OBJECTIVE :: Find each line with the word "xlabel" and copy it.

DATA EXCERPTS ::
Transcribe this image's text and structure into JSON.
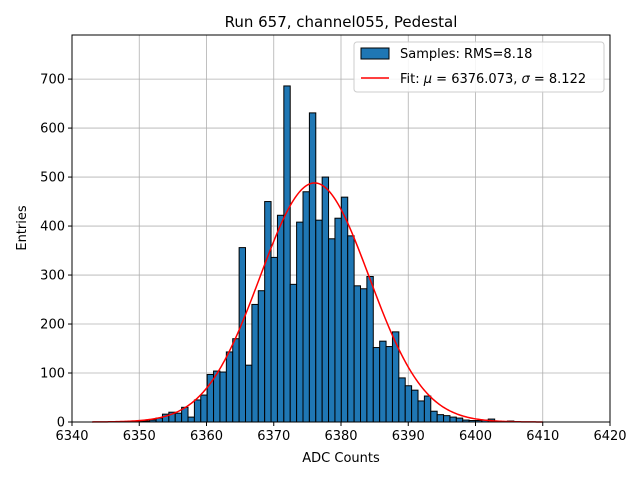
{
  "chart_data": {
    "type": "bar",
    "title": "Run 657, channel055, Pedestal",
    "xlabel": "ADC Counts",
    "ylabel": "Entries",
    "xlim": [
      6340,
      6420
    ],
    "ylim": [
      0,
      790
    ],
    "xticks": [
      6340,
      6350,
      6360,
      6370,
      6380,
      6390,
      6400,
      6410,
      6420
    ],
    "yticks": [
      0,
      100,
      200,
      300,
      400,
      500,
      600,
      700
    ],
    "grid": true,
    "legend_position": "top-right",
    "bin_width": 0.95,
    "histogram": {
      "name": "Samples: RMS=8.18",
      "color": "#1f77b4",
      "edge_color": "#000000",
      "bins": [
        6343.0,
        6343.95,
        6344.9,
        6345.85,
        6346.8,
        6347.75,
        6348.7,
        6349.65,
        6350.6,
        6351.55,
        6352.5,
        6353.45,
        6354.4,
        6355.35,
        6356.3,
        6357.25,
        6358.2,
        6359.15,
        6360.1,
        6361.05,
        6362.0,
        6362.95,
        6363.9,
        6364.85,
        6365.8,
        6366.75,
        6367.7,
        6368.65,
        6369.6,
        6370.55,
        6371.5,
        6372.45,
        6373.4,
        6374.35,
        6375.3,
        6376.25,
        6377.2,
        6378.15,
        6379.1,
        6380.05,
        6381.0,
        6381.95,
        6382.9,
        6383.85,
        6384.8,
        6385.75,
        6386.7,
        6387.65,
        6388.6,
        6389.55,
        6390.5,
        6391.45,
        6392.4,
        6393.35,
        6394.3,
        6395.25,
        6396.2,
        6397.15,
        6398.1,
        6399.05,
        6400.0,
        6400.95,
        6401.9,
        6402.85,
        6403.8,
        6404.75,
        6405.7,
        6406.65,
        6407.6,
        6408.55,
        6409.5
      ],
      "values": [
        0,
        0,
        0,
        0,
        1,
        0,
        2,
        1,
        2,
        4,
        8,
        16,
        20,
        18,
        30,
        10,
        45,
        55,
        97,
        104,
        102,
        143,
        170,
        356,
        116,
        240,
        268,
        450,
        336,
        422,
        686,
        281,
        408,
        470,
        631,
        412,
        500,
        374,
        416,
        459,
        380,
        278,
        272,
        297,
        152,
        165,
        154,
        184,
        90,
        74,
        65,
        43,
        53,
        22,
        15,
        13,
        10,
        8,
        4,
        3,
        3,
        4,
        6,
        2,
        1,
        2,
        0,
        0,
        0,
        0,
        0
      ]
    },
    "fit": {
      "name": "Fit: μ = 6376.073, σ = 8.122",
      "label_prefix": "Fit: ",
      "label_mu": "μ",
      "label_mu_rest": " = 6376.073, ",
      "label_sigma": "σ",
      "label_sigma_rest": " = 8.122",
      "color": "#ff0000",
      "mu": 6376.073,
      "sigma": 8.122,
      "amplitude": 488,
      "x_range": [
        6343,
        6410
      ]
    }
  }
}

* * *

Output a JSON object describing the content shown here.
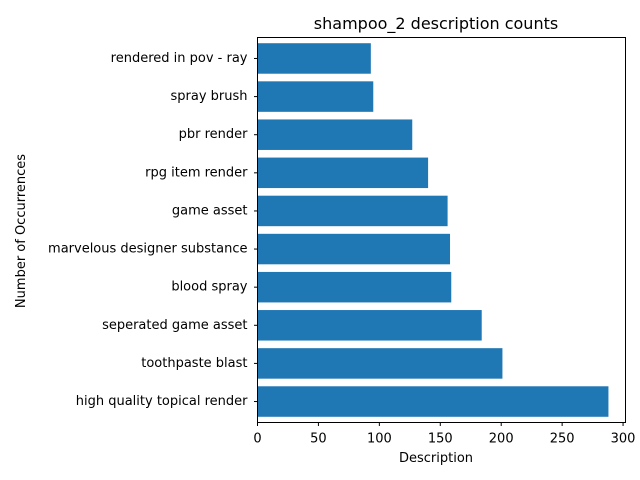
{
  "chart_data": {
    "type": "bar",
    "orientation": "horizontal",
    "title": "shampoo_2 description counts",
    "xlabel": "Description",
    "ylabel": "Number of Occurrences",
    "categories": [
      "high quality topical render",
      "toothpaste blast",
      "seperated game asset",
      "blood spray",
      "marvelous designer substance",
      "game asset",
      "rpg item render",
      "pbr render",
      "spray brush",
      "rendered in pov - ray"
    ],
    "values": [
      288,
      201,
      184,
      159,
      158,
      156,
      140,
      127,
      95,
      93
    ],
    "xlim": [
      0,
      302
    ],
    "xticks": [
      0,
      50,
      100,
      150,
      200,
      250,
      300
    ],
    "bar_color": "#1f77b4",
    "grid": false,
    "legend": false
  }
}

---

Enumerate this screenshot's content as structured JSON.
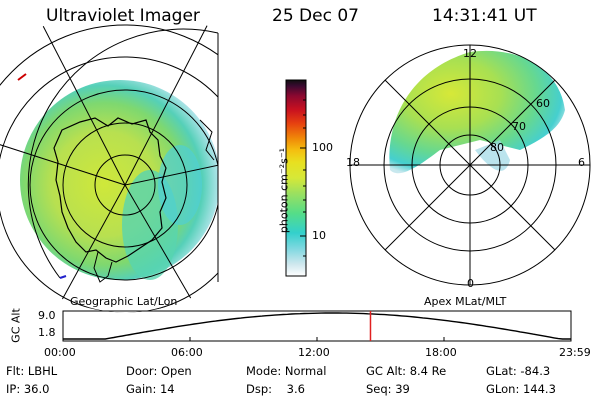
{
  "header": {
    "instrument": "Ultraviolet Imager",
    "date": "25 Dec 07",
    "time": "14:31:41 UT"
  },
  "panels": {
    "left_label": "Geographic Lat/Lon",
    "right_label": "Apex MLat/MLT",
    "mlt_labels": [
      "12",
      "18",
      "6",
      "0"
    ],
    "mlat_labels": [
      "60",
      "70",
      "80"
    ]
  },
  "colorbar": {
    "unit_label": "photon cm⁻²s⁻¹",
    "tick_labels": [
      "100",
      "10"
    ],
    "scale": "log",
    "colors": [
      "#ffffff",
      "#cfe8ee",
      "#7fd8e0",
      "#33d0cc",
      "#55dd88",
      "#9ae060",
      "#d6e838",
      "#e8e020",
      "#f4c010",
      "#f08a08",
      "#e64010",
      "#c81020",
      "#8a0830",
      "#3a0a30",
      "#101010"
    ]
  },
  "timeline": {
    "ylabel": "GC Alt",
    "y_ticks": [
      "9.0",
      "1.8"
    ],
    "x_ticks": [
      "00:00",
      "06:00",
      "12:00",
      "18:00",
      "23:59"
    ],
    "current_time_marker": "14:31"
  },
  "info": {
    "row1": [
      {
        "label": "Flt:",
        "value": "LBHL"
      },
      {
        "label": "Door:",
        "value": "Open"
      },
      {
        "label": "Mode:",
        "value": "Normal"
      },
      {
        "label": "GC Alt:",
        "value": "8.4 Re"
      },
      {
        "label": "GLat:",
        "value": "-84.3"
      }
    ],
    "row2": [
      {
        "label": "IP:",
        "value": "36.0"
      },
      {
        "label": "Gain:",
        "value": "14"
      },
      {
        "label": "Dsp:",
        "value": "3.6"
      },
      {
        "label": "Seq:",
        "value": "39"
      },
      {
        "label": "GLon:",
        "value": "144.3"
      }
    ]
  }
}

TASK RESULT ::
    "xlabel": "ADC Counts",
    "xlabel": "Description",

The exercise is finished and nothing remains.